PROVIDED PASSAGE:
--- START ---

The AI is done by whichever providers you configure, so you own the whole pipeline.
## Try it in two minutes
You need one AI key. The default config uses **Groq** (free tier, fast Whisper + LLM) for
both transcription and summaries.
```bash
cd server
python -m venv .venv
. .venv/bin/activate # Windows: .venv\Scripts\activate
pip install fastapi "uvicorn[standard]" pydantic pydantic-settings python-multipart httpx anthropic
cp .env.example .env # then paste your Groq key into .env (both API_KEY lines)
uvicorn app.main:app --reload
```
Open **http://localhost:8000** and press Record (or Upload an audio file). It will show
`transcribing… → summarising… → done`, then the transcript, a summary with key points and
action items, an audio player, and export buttons (TXT / Markdown / SRT / VTT / JSON).
Confirm your providers loaded at **http://localhost:8000/health**.
### Or with Docker
```bash
cd server
docker build -t nightjar .
docker run -p 8000:8000 --env-file .env -v "$PWD/media:/app/media" nightjar
```
## Choosing a different AI
Everything is set in `.env` (see `.env.example` and `docs/ai-providers.md`): OpenAI or any
OpenAI-compatible endpoint, Anthropic Claude, or fully local (Ollama + faster-whisper for a
"nothing leaves my machine" setup). Change the vars, restart, done.

--- END ---

LISTED RECORDS:

--- START ---

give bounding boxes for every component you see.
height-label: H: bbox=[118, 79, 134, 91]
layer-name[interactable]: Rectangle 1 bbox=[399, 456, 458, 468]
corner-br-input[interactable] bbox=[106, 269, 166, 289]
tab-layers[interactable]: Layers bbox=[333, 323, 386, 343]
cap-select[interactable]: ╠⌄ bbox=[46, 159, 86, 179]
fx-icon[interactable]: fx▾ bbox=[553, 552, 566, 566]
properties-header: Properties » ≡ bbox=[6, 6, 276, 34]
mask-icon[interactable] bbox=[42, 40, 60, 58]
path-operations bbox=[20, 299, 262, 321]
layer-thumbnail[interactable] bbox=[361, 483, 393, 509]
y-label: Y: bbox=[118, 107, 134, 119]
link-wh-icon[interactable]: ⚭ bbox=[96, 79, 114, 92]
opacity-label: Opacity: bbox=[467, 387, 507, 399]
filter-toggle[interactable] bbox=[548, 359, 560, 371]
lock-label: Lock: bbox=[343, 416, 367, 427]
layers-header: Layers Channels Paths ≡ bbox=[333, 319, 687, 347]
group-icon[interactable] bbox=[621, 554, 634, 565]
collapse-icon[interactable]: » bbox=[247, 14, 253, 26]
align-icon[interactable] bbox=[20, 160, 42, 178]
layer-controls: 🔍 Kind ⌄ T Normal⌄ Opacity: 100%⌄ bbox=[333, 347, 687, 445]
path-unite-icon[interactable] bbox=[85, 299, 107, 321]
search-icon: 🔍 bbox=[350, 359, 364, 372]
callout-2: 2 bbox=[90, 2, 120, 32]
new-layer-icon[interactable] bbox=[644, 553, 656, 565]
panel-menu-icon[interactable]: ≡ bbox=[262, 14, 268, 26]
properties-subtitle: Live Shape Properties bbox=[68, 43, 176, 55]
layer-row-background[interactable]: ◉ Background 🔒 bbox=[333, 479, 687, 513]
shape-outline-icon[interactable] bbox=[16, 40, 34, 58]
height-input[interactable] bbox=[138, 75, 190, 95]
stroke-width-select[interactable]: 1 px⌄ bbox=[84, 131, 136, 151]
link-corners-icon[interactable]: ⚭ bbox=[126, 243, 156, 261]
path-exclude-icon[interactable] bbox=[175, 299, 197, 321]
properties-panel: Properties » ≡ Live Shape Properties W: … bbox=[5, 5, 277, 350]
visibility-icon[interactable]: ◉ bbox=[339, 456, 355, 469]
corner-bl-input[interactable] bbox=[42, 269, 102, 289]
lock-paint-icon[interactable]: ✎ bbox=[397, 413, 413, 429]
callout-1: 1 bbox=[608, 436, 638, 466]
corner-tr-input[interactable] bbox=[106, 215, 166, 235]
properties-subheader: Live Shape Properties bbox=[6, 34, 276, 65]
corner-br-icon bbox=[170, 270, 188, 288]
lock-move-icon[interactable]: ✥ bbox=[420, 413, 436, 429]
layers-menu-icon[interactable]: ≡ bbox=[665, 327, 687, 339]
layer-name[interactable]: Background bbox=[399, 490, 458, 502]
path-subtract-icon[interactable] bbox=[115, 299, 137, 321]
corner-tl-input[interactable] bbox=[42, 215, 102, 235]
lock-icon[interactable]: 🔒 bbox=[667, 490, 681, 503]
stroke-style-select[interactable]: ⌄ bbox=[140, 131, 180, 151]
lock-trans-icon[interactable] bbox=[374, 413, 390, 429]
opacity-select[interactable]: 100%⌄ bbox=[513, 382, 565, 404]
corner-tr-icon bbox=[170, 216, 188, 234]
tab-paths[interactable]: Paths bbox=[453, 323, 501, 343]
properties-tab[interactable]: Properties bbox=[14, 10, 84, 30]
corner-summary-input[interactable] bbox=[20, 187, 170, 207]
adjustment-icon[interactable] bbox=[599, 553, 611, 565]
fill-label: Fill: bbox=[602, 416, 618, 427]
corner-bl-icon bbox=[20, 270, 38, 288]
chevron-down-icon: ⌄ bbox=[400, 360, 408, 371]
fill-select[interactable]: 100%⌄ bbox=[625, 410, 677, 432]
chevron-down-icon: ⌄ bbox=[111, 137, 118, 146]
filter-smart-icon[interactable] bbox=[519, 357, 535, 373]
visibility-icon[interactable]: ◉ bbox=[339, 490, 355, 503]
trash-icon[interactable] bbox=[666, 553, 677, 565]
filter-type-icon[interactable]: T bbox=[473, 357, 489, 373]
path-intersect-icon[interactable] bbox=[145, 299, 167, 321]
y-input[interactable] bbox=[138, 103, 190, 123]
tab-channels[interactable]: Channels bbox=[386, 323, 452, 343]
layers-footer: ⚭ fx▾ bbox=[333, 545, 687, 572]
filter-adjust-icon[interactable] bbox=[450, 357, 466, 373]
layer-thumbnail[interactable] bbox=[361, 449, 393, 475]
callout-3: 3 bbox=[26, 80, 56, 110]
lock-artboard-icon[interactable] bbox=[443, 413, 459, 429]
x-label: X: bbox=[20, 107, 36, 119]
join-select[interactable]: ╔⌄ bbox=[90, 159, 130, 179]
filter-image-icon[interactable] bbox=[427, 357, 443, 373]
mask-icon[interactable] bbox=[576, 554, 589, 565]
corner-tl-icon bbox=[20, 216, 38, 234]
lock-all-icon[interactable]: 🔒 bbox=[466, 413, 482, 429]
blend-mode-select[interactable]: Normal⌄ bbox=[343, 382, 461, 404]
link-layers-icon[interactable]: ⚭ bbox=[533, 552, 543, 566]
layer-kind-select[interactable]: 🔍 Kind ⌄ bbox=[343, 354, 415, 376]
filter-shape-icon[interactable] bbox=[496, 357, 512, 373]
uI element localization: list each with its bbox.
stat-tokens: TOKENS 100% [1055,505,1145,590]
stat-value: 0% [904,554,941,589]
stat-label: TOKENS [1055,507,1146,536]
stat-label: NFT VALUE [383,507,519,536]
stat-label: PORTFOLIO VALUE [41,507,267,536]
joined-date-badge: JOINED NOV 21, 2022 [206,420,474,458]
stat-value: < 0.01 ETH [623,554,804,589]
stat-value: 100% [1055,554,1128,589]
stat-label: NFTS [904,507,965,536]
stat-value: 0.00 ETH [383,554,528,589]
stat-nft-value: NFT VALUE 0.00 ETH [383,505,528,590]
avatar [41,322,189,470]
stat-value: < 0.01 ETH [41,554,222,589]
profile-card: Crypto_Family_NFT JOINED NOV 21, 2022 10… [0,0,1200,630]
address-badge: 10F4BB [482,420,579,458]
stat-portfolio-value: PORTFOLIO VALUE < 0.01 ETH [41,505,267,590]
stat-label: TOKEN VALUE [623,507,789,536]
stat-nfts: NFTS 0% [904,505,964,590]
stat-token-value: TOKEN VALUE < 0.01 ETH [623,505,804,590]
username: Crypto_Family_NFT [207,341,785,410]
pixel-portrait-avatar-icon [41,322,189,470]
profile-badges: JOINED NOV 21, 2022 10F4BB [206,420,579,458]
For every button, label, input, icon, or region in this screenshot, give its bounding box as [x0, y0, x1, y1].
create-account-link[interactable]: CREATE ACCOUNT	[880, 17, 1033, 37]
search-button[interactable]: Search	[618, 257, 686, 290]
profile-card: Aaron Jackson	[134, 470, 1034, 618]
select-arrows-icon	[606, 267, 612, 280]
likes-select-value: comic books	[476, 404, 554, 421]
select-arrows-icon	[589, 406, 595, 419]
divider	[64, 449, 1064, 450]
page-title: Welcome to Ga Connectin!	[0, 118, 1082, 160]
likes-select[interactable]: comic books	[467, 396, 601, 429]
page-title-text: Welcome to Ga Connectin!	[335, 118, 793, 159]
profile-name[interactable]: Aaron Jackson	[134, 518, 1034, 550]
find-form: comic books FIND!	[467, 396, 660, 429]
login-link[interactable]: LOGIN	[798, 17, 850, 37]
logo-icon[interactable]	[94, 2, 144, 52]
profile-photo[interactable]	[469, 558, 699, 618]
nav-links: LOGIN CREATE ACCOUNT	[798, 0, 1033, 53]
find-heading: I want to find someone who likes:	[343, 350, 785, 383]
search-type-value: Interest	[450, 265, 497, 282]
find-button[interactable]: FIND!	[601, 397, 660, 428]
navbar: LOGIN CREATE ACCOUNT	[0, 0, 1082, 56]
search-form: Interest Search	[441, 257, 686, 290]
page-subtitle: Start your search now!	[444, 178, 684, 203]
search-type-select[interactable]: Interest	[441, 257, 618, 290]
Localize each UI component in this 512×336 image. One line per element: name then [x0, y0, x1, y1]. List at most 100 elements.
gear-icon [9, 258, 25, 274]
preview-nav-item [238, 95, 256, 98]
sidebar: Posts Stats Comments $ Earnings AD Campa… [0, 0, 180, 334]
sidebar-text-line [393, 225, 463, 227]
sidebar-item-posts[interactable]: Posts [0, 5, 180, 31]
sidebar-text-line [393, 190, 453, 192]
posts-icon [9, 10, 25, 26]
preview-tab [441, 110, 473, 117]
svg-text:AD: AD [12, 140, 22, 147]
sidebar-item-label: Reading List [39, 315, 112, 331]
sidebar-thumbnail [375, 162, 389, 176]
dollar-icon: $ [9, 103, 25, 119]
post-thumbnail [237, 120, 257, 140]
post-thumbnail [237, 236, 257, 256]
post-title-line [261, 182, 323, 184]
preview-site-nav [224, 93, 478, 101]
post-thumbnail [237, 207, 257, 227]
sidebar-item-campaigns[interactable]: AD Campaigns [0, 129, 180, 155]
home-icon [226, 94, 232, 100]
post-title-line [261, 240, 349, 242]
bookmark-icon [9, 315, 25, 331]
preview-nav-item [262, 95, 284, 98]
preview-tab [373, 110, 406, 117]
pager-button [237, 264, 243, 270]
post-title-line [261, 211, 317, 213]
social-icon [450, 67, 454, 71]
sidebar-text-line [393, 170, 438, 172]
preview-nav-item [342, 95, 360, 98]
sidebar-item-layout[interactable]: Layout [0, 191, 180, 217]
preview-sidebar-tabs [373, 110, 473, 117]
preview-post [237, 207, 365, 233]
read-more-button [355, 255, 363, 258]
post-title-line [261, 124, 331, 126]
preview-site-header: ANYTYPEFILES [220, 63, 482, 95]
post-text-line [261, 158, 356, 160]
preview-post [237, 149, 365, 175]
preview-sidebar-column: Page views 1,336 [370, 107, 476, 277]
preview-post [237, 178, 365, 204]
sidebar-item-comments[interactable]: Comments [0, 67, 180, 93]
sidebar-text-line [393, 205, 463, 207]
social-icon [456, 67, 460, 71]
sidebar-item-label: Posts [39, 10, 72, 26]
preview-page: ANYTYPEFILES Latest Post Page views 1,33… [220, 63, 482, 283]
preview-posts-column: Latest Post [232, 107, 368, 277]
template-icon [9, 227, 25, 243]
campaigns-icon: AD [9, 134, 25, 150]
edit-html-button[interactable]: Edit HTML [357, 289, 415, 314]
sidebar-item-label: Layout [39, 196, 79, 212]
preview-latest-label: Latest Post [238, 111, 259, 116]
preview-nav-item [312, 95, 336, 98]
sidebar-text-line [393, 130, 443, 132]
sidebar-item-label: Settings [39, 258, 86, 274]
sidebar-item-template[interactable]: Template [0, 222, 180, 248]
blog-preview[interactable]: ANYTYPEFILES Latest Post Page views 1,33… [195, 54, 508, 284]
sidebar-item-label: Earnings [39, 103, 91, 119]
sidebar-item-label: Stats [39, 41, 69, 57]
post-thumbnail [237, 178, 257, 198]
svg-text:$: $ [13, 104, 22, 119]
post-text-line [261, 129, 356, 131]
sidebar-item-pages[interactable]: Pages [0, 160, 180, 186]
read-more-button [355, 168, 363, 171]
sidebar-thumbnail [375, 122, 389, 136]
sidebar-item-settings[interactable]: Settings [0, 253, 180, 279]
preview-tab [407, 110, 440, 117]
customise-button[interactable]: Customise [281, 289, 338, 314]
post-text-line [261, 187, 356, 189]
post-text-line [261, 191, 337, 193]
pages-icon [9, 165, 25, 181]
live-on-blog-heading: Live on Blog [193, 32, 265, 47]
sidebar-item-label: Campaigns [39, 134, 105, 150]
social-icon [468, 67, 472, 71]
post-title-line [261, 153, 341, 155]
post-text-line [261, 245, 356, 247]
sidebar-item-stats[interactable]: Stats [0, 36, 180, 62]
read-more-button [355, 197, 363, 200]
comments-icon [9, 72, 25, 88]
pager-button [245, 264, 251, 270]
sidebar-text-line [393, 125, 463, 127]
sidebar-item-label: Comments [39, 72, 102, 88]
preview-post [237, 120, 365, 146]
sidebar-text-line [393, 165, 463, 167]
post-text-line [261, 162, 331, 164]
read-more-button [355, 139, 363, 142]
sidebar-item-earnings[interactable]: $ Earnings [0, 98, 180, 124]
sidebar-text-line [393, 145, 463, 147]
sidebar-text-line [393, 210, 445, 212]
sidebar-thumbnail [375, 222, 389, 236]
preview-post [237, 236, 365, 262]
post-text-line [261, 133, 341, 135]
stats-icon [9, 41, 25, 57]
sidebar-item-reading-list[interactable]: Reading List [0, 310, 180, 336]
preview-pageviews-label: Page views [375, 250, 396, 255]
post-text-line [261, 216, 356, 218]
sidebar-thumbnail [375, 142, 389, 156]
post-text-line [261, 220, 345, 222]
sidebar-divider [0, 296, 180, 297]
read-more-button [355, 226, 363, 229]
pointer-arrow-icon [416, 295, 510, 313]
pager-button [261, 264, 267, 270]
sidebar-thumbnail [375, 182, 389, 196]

--- END ---

TASK INSTRUCTIONS: List every export format that the setup guide says the web page's export buttons offer. The material comes from a separate source.

OUTPUT FOR THIS EXERCISE: TXT, Markdown, SRT, VTT, JSON